==== Teks Bacaan ====

DermayuMagz.com – Komisi Pemberantasan Korupsi (KPK) menegaskan sikap tegasnya dalam menghadapi upaya hukum yang ditempuh oleh tersangka kasus dugaan korupsi kuota haji tambahan tahun 2023-2024, Asrul Azis Taba. Lembaga antirasuah tersebut menyatakan tidak gentar meski kembali digugat melalui jalur praperadilan.
Juru Bicara KPK, Budi Prasetyo, mengungkapkan bahwa pihaknya sangat menghormati hak setiap tersangka untuk menempuh jalur hukum. Menurutnya, praperadilan merupakan instrumen yang dijamin oleh sistem peradilan pidana di Indonesia untuk memastikan prinsip due process of law atau proses hukum yang adil tetap terjaga.
“KPK akan menghadapi proses praperadilan tersebut dengan menghormati kewenangan majelis hakim untuk menguji aspek legalitas tindakan penyidik. Seluruh argumentasi dan alat bukti yang menjadi dasar tindakan penggeledahan akan disampaikan secara terbuka dalam persidangan,” ujar Budi dalam keterangannya, Minggu (19/7/2026).
KPK mengaku memiliki keyakinan penuh atas bukti-bukti yang telah dikumpulkan. Budi menekankan bahwa seluruh tahapan penyidikan yang dilakukan oleh tim penyidik telah memenuhi standar profesionalisme serta berlandaskan pada ketentuan perundang-undangan yang berlaku, baik dari segi materiil maupun formil.
Lebih lanjut, Budi menjelaskan bahwa penggeledahan yang dipersoalkan oleh pihak tersangka merupakan langkah prosedural yang sah untuk mengamankan alat bukti. Tindakan tersebut dilakukan untuk membuat terang benderang dugaan tindak pidana yang sedang diusut, sehingga prosesnya tetap berada dalam koridor akuntabilitas dan pengawasan hukum.
Optimisme KPK dalam menghadapi gugatan ini juga didasari oleh status penyidikan yang sudah dinyatakan lengkap. “Terlebih, penyidikannya juga sudah dinyatakan lengkap dan dilakukan limpah ke tahap penuntutan,” tambahnya.
Terkait gugatan terbaru ini, perlu diketahui bahwa Asrul Azis Taba mendaftarkan permohonan praperadilan ke Pengadilan Negeri (PN) Jakarta Selatan pada Jumat (17/7/2026). Gugatan tersebut teregistrasi dengan nomor perkara 121/Pid.Pra/2026/PN JKT.Sel. Sidang perdana yang mengagendakan pembacaan permohonan dijadwalkan akan digelar pada Jumat (24/7/2026) mendatang.

====

▸ Tugas Latihan:
1. Jawablah pertanyaan berikut berdasarkan berita tentang praperadilan KPK.
(a) Siapa Juru Bicara KPK yang disebut dalam berita ini?
(b) Di pengadilan mana Asrul Azis Taba mendaftarkan permohonan praperadilannya?
(c) Apa nomor perkara gugatan tersebut?
2. Salin ulang tanpa perubahan bagian berita tentang praperadilan KPK mulai dari "KPK mengaku memiliki" sampai dengan "materiil maupun formil.".

==== Rekaman Data ====

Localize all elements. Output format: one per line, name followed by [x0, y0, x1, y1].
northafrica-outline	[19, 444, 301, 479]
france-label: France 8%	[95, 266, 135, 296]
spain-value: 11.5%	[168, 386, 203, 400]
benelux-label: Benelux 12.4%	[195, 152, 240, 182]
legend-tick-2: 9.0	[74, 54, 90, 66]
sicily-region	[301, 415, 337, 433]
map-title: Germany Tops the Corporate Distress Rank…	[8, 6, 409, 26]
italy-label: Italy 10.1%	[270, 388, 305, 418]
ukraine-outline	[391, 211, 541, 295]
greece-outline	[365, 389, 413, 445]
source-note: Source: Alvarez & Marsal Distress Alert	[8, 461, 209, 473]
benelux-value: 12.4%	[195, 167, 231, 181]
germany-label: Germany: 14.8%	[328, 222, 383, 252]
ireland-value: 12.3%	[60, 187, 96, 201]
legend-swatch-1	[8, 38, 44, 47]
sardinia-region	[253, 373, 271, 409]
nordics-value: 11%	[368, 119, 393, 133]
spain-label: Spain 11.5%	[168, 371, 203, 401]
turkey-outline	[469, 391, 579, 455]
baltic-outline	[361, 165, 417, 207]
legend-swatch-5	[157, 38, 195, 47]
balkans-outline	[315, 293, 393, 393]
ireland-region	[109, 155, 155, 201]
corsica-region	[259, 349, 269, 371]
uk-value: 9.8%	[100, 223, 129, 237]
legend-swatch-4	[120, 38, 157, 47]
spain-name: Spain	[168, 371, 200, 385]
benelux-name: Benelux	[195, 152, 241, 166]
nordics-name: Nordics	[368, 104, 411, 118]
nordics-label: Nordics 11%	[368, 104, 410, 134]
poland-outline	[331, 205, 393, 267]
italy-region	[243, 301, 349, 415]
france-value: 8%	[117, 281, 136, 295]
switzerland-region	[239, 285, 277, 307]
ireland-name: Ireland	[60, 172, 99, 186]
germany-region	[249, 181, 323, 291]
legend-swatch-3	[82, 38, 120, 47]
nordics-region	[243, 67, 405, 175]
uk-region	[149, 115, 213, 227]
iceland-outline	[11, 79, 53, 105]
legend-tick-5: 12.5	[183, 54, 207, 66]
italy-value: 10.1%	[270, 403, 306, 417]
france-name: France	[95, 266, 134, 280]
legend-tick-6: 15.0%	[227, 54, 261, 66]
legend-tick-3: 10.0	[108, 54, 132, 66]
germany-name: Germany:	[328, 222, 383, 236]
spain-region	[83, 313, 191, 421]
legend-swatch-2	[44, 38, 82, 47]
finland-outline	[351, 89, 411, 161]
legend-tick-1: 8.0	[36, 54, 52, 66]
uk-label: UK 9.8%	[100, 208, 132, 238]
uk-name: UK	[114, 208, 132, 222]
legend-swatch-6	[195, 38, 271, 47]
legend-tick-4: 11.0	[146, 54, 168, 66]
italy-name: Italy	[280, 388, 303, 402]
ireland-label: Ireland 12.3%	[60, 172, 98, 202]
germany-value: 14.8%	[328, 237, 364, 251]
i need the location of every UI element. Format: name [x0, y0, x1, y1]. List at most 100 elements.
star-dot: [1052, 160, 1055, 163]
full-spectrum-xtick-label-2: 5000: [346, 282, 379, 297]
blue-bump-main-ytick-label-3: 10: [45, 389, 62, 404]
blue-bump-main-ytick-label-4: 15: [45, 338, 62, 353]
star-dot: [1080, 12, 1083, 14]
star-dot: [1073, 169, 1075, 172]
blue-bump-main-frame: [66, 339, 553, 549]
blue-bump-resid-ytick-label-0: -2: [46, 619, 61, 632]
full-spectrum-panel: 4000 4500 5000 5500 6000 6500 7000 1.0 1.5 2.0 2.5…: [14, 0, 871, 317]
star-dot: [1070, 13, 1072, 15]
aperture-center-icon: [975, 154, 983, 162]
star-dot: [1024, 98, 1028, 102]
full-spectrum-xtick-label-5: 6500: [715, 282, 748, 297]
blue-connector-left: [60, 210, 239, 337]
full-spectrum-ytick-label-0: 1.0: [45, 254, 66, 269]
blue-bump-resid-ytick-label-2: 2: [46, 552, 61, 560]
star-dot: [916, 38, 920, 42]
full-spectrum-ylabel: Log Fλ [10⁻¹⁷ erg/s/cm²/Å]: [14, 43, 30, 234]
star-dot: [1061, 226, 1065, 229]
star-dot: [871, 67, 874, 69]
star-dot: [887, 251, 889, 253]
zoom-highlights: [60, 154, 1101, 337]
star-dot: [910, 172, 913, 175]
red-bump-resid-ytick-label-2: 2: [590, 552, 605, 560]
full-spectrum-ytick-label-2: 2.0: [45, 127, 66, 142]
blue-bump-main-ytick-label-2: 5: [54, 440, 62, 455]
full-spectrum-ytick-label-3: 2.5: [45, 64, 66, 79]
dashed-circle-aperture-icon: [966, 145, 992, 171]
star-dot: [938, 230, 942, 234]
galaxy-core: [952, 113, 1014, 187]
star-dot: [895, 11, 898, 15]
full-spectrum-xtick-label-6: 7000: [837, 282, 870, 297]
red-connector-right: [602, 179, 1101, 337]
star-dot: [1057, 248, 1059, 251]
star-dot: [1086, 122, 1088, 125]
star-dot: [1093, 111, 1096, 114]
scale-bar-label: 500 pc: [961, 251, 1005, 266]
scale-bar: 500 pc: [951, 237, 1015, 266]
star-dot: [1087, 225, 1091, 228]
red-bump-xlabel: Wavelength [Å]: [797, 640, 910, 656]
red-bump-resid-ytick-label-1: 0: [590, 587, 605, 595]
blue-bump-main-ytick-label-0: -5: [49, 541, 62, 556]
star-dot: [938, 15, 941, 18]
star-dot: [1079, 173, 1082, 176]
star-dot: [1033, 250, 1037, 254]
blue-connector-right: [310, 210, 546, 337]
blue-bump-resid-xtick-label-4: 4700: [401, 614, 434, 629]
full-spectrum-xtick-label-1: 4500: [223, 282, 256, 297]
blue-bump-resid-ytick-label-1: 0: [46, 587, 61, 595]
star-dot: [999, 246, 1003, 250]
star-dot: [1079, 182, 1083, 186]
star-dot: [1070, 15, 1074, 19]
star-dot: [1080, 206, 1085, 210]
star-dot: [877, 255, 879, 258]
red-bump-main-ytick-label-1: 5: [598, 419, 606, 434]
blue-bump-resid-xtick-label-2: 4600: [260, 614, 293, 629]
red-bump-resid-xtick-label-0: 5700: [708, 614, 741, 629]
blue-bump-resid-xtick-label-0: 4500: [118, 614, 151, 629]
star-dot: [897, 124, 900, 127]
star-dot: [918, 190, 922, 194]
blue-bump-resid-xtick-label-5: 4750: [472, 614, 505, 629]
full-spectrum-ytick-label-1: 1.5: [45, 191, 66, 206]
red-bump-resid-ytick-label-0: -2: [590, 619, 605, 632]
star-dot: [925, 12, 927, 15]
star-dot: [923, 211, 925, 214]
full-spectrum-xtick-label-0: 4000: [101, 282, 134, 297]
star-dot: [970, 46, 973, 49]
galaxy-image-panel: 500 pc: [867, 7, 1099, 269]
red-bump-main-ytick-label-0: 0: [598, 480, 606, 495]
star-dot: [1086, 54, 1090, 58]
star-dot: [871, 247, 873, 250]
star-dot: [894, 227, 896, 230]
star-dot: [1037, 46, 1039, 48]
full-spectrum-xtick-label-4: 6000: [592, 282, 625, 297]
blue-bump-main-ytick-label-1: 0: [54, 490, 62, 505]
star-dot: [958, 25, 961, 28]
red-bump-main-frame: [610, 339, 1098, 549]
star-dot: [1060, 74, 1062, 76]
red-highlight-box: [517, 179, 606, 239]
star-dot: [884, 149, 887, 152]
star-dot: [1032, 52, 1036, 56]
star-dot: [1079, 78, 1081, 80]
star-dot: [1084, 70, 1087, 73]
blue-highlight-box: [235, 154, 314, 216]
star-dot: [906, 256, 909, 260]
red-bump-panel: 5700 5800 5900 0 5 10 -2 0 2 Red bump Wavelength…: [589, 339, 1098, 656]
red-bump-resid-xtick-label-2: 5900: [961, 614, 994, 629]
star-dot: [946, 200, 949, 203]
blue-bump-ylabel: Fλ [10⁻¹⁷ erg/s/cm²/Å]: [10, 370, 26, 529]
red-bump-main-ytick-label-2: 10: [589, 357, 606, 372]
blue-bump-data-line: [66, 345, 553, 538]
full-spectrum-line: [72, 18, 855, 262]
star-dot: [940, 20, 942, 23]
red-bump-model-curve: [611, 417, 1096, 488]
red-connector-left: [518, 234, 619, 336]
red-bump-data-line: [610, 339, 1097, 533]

====

▸ Kunci Jawaban:
1.
(a) Budi Prasetyo.
(b) Pengadilan Negeri (PN) Jakarta Selatan.
(c) 121/Pid.Pra/2026/PN JKT.Sel.

2.
KPK mengaku memiliki keyakinan penuh atas bukti-bukti yang telah dikumpulkan. Budi menekankan bahwa seluruh tahapan penyidikan yang dilakukan oleh tim penyidik telah memenuhi standar profesionalisme serta berlandaskan pada ketentuan perundang-undangan yang berlaku, baik dari segi materiil maupun formil.